Return only this: the line with "Serialize everything readable" and all the lines that follow it below, through the final one, exactly as they are.

** Start **

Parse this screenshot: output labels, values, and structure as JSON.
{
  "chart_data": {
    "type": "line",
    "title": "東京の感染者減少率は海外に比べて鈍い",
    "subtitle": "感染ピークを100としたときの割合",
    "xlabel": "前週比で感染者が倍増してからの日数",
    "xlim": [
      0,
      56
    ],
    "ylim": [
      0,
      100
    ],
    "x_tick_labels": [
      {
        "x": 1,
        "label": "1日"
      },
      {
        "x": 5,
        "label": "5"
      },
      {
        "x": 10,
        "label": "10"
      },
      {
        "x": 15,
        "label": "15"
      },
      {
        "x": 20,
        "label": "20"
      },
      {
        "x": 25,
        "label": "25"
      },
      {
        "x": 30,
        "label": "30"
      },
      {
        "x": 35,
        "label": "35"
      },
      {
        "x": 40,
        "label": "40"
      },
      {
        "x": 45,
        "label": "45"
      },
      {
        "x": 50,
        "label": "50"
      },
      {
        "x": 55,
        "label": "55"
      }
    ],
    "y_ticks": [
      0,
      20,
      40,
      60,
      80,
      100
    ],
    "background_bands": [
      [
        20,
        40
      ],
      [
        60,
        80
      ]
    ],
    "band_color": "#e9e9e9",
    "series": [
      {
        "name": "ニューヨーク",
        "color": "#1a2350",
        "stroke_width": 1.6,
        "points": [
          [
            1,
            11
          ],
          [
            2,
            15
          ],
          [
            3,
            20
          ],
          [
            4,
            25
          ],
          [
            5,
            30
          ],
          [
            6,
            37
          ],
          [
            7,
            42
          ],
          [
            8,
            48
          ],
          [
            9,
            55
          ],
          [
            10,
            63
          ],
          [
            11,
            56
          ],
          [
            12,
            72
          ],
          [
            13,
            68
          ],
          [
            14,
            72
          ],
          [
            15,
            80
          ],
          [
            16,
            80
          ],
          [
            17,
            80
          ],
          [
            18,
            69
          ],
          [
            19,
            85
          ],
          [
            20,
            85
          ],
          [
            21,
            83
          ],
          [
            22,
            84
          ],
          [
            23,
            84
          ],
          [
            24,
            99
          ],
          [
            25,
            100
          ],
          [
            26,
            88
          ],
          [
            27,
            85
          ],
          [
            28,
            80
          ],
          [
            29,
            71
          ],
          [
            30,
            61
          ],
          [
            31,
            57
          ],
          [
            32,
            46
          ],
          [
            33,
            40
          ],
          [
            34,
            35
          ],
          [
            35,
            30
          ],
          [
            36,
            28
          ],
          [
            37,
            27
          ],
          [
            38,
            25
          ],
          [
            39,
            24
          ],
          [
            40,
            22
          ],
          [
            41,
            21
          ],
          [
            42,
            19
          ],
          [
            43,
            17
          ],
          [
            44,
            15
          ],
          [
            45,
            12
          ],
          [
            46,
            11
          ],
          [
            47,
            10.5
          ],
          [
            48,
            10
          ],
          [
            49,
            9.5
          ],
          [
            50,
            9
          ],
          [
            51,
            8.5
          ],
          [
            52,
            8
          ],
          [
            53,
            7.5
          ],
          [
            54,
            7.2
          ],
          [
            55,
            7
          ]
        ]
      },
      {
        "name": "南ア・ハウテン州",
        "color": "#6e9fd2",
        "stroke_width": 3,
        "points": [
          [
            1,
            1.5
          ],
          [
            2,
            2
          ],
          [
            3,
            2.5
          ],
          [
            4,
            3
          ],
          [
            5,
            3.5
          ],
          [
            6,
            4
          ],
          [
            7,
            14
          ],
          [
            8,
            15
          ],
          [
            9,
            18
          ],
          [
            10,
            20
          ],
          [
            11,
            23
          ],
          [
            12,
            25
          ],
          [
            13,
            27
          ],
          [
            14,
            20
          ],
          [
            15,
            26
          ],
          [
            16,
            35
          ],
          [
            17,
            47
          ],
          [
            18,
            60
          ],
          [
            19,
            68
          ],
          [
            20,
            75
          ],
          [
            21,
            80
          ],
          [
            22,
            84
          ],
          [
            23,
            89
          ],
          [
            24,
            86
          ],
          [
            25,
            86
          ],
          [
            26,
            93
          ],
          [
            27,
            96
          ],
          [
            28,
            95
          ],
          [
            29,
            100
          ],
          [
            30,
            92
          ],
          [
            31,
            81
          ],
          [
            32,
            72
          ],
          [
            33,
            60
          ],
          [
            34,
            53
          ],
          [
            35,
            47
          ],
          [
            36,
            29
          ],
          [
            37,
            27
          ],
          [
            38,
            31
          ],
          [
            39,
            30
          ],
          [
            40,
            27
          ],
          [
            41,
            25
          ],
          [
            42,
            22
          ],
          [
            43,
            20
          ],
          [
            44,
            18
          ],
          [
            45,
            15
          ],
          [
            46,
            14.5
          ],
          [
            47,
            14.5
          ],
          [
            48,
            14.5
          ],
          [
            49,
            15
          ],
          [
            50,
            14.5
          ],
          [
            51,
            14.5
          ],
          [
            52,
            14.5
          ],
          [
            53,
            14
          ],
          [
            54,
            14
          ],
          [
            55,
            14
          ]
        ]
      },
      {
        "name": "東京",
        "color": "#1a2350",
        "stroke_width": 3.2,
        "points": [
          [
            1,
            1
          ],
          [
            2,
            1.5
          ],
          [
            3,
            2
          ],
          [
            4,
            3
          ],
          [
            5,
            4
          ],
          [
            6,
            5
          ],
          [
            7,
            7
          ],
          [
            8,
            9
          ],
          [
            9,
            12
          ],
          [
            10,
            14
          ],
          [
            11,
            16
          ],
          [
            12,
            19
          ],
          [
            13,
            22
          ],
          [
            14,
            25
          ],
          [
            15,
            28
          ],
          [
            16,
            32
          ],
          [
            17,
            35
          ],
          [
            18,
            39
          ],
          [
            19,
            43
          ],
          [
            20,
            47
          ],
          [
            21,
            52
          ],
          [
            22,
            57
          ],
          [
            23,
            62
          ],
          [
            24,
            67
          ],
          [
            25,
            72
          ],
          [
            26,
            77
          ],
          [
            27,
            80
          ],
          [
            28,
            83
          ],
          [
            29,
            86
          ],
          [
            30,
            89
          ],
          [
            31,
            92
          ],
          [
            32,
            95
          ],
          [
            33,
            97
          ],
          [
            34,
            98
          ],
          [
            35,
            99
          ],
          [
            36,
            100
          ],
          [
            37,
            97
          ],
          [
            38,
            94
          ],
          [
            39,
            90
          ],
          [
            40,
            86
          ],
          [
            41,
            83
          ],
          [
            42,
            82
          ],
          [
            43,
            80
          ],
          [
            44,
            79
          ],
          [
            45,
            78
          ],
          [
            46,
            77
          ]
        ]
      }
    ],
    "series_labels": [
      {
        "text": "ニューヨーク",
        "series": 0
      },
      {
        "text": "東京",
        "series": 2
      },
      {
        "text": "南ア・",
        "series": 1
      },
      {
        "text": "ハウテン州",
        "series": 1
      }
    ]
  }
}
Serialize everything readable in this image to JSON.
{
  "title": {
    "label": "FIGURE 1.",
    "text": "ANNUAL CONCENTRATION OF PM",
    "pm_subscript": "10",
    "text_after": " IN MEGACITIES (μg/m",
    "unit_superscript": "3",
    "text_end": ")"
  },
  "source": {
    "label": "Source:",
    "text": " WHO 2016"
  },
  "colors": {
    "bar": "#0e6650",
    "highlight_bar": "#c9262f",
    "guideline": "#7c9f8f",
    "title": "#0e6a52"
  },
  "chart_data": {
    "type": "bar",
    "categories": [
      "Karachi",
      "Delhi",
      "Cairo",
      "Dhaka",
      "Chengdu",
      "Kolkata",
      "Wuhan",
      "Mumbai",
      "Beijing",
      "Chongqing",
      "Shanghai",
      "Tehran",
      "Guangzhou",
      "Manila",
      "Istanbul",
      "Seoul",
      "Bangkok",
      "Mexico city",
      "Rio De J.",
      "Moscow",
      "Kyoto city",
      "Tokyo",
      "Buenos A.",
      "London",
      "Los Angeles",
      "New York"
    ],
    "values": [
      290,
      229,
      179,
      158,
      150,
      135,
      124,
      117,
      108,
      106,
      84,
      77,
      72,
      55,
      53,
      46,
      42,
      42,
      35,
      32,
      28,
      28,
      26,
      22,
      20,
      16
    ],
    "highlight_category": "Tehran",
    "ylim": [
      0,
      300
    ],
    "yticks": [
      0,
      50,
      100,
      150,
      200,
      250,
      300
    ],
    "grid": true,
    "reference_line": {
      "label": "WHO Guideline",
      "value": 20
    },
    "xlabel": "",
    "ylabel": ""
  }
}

** End **

**EXERCISE RESULT**
Serialize everything readable in this image to JSON.
{
  "title": {
    "label": "FIGURE 1.",
    "text": "ANNUAL CONCENTRATION OF PM",
    "pm_subscript": "10",
    "text_after": " IN MEGACITIES (μg/m",
    "unit_superscript": "3",
    "text_end": ")"
  },
  "source": {
    "label": "Source:",
    "text": " WHO 2016"
  },
  "colors": {
    "bar": "#0e6650",
    "highlight_bar": "#c9262f",
    "guideline": "#7c9f8f",
    "title": "#0e6a52"
  },
  "chart_data": {
    "type": "bar",
    "categories": [
      "Karachi",
      "Delhi",
      "Cairo",
      "Dhaka",
      "Chengdu",
      "Kolkata",
      "Wuhan",
      "Mumbai",
      "Beijing",
      "Chongqing",
      "Shanghai",
      "Tehran",
      "Guangzhou",
      "Manila",
      "Istanbul",
      "Seoul",
      "Bangkok",
      "Mexico city",
      "Rio De J.",
      "Moscow",
      "Kyoto city",
      "Tokyo",
      "Buenos A.",
      "London",
      "Los Angeles",
      "New York"
    ],
    "values": [
      290,
      229,
      179,
      158,
      150,
      135,
      124,
      117,
      108,
      106,
      84,
      77,
      72,
      55,
      53,
      46,
      42,
      42,
      35,
      32,
      28,
      28,
      26,
      22,
      20,
      16
    ],
    "highlight_category": "Tehran",
    "ylim": [
      0,
      300
    ],
    "yticks": [
      0,
      50,
      100,
      150,
      200,
      250,
      300
    ],
    "grid": true,
    "reference_line": {
      "label": "WHO Guideline",
      "value": 20
    },
    "xlabel": "",
    "ylabel": ""
  }
}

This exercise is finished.